Reproduce every entry exactly, without alteration.

----

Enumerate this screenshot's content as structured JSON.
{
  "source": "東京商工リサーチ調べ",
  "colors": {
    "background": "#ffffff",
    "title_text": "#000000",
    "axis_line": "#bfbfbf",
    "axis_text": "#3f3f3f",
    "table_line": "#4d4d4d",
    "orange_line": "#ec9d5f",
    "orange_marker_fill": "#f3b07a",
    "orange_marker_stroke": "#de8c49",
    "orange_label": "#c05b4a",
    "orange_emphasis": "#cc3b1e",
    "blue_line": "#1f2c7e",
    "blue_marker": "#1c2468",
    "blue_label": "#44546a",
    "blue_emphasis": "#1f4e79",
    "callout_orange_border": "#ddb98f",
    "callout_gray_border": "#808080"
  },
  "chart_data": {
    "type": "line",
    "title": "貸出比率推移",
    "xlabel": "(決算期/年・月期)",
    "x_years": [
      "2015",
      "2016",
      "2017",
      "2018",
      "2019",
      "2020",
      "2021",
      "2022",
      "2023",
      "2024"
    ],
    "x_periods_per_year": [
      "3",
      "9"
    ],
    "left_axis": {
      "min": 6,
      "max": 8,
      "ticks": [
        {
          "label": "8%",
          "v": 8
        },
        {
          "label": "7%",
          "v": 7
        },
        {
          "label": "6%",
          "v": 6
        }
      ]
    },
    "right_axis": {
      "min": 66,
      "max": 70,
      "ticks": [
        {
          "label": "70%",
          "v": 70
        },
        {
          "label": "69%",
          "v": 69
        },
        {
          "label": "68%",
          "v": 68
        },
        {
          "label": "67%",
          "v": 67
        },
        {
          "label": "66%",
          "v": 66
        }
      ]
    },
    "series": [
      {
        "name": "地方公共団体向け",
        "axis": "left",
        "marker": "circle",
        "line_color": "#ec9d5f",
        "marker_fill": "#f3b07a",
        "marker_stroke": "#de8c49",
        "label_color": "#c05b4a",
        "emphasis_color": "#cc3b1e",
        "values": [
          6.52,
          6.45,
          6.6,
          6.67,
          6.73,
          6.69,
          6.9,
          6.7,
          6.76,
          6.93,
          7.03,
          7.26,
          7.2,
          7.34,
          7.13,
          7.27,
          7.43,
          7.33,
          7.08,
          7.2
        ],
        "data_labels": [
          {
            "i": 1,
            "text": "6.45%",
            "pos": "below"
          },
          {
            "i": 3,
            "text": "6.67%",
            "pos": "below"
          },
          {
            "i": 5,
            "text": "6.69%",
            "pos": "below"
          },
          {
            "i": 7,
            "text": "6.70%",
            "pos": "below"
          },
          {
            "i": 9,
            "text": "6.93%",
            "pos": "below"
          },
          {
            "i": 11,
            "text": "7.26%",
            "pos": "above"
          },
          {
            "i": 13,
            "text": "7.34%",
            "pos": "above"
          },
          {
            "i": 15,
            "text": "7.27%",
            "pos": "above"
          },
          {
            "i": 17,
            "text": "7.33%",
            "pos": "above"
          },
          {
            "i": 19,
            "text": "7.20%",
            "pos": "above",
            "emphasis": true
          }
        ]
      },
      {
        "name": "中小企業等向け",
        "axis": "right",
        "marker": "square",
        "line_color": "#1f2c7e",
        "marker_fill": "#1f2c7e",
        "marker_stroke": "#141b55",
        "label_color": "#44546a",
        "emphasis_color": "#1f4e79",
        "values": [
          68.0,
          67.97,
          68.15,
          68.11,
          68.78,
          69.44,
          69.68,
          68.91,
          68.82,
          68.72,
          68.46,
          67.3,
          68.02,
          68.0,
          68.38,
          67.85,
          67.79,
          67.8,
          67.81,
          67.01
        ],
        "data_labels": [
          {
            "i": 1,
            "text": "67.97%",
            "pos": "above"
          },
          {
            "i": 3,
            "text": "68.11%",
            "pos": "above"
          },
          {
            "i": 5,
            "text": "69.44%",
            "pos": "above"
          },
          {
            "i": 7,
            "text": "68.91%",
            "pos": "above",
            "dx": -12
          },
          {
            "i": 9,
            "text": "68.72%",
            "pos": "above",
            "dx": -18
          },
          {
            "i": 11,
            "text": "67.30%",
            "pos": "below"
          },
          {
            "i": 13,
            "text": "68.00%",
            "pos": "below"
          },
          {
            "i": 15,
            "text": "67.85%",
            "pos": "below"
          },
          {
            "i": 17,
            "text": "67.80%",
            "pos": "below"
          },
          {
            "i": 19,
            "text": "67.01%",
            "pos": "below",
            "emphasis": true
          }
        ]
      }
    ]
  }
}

----

Exercise response:
Enumerate this screenshot's content as structured JSON.
{
  "source": "東京商工リサーチ調べ",
  "colors": {
    "background": "#ffffff",
    "title_text": "#000000",
    "axis_line": "#bfbfbf",
    "axis_text": "#3f3f3f",
    "table_line": "#4d4d4d",
    "orange_line": "#ec9d5f",
    "orange_marker_fill": "#f3b07a",
    "orange_marker_stroke": "#de8c49",
    "orange_label": "#c05b4a",
    "orange_emphasis": "#cc3b1e",
    "blue_line": "#1f2c7e",
    "blue_marker": "#1c2468",
    "blue_label": "#44546a",
    "blue_emphasis": "#1f4e79",
    "callout_orange_border": "#ddb98f",
    "callout_gray_border": "#808080"
  },
  "chart_data": {
    "type": "line",
    "title": "貸出比率推移",
    "xlabel": "(決算期/年・月期)",
    "x_years": [
      "2015",
      "2016",
      "2017",
      "2018",
      "2019",
      "2020",
      "2021",
      "2022",
      "2023",
      "2024"
    ],
    "x_periods_per_year": [
      "3",
      "9"
    ],
    "left_axis": {
      "min": 6,
      "max": 8,
      "ticks": [
        {
          "label": "8%",
          "v": 8
        },
        {
          "label": "7%",
          "v": 7
        },
        {
          "label": "6%",
          "v": 6
        }
      ]
    },
    "right_axis": {
      "min": 66,
      "max": 70,
      "ticks": [
        {
          "label": "70%",
          "v": 70
        },
        {
          "label": "69%",
          "v": 69
        },
        {
          "label": "68%",
          "v": 68
        },
        {
          "label": "67%",
          "v": 67
        },
        {
          "label": "66%",
          "v": 66
        }
      ]
    },
    "series": [
      {
        "name": "地方公共団体向け",
        "axis": "left",
        "marker": "circle",
        "line_color": "#ec9d5f",
        "marker_fill": "#f3b07a",
        "marker_stroke": "#de8c49",
        "label_color": "#c05b4a",
        "emphasis_color": "#cc3b1e",
        "values": [
          6.52,
          6.45,
          6.6,
          6.67,
          6.73,
          6.69,
          6.9,
          6.7,
          6.76,
          6.93,
          7.03,
          7.26,
          7.2,
          7.34,
          7.13,
          7.27,
          7.43,
          7.33,
          7.08,
          7.2
        ],
        "data_labels": [
          {
            "i": 1,
            "text": "6.45%",
            "pos": "below"
          },
          {
            "i": 3,
            "text": "6.67%",
            "pos": "below"
          },
          {
            "i": 5,
            "text": "6.69%",
            "pos": "below"
          },
          {
            "i": 7,
            "text": "6.70%",
            "pos": "below"
          },
          {
            "i": 9,
            "text": "6.93%",
            "pos": "below"
          },
          {
            "i": 11,
            "text": "7.26%",
            "pos": "above"
          },
          {
            "i": 13,
            "text": "7.34%",
            "pos": "above"
          },
          {
            "i": 15,
            "text": "7.27%",
            "pos": "above"
          },
          {
            "i": 17,
            "text": "7.33%",
            "pos": "above"
          },
          {
            "i": 19,
            "text": "7.20%",
            "pos": "above",
            "emphasis": true
          }
        ]
      },
      {
        "name": "中小企業等向け",
        "axis": "right",
        "marker": "square",
        "line_color": "#1f2c7e",
        "marker_fill": "#1f2c7e",
        "marker_stroke": "#141b55",
        "label_color": "#44546a",
        "emphasis_color": "#1f4e79",
        "values": [
          68.0,
          67.97,
          68.15,
          68.11,
          68.78,
          69.44,
          69.68,
          68.91,
          68.82,
          68.72,
          68.46,
          67.3,
          68.02,
          68.0,
          68.38,
          67.85,
          67.79,
          67.8,
          67.81,
          67.01
        ],
        "data_labels": [
          {
            "i": 1,
            "text": "67.97%",
            "pos": "above"
          },
          {
            "i": 3,
            "text": "68.11%",
            "pos": "above"
          },
          {
            "i": 5,
            "text": "69.44%",
            "pos": "above"
          },
          {
            "i": 7,
            "text": "68.91%",
            "pos": "above",
            "dx": -12
          },
          {
            "i": 9,
            "text": "68.72%",
            "pos": "above",
            "dx": -18
          },
          {
            "i": 11,
            "text": "67.30%",
            "pos": "below"
          },
          {
            "i": 13,
            "text": "68.00%",
            "pos": "below"
          },
          {
            "i": 15,
            "text": "67.85%",
            "pos": "below"
          },
          {
            "i": 17,
            "text": "67.80%",
            "pos": "below"
          },
          {
            "i": 19,
            "text": "67.01%",
            "pos": "below",
            "emphasis": true
          }
        ]
      }
    ]
  }
}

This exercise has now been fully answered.